§ **A block of data**:
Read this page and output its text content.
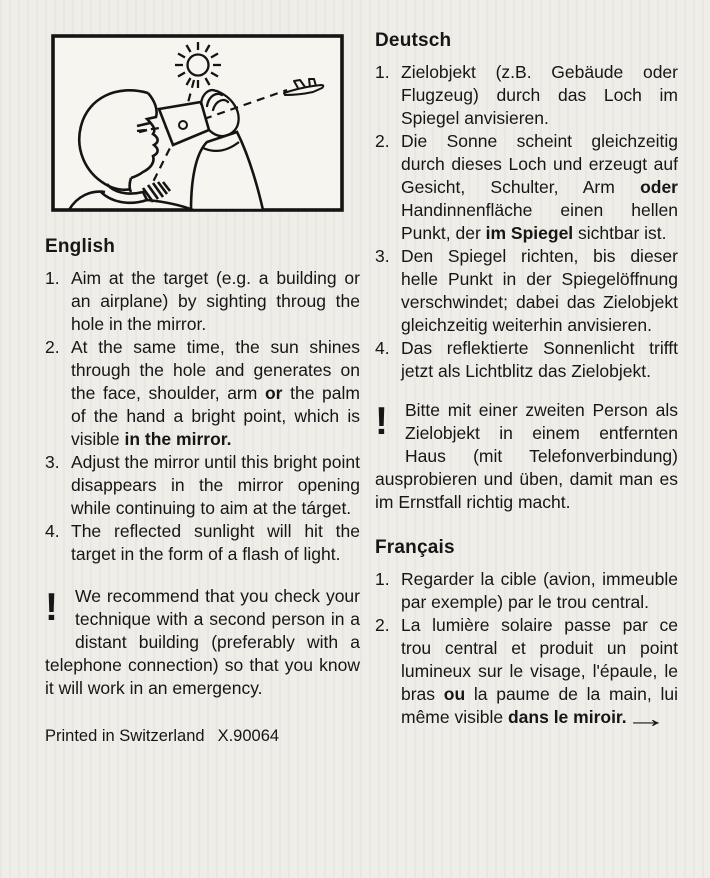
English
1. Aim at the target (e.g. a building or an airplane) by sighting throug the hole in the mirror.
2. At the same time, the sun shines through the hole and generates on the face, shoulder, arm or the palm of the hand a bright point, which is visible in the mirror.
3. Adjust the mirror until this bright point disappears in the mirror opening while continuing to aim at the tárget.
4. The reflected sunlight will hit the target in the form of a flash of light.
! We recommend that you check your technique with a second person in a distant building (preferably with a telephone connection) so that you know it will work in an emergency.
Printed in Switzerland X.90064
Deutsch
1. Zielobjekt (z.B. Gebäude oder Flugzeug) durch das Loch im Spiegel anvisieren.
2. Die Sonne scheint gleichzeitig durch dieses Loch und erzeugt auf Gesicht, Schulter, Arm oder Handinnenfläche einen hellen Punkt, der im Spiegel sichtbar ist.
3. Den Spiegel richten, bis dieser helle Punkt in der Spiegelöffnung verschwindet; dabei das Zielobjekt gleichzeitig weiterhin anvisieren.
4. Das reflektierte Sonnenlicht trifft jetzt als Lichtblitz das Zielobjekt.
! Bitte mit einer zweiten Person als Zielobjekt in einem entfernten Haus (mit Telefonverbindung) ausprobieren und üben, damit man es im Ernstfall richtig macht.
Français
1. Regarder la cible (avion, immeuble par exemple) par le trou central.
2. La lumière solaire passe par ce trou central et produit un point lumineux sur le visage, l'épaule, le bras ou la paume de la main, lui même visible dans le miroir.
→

§ **Request**: Make an exact copy of the records shown above, without the pictures.

§ **Exercise answer**:
Read this page and output its text content.
English
1. Aim at the target (e.g. a building or an airplane) by sighting throug the hole in the mirror.
2. At the same time, the sun shines through the hole and generates on the face, shoulder, arm or the palm of the hand a bright point, which is visible in the mirror.
3. Adjust the mirror until this bright point disappears in the mirror opening while continuing to aim at the tárget.
4. The reflected sunlight will hit the target in the form of a flash of light.
! We recommend that you check your technique with a second person in a distant building (preferably with a telephone connection) so that you know it will work in an emergency.
Printed in Switzerland X.90064
Deutsch
1. Zielobjekt (z.B. Gebäude oder Flugzeug) durch das Loch im Spiegel anvisieren.
2. Die Sonne scheint gleichzeitig durch dieses Loch und erzeugt auf Gesicht, Schulter, Arm oder Handinnenfläche einen hellen Punkt, der im Spiegel sichtbar ist.
3. Den Spiegel richten, bis dieser helle Punkt in der Spiegelöffnung verschwindet; dabei das Zielobjekt gleichzeitig weiterhin anvisieren.
4. Das reflektierte Sonnenlicht trifft jetzt als Lichtblitz das Zielobjekt.
! Bitte mit einer zweiten Person als Zielobjekt in einem entfernten Haus (mit Telefonverbindung) ausprobieren und üben, damit man es im Ernstfall richtig macht.
Français
1. Regarder la cible (avion, immeuble par exemple) par le trou central.
2. La lumière solaire passe par ce trou central et produit un point lumineux sur le visage, l'épaule, le bras ou la paume de la main, lui même visible dans le miroir.
→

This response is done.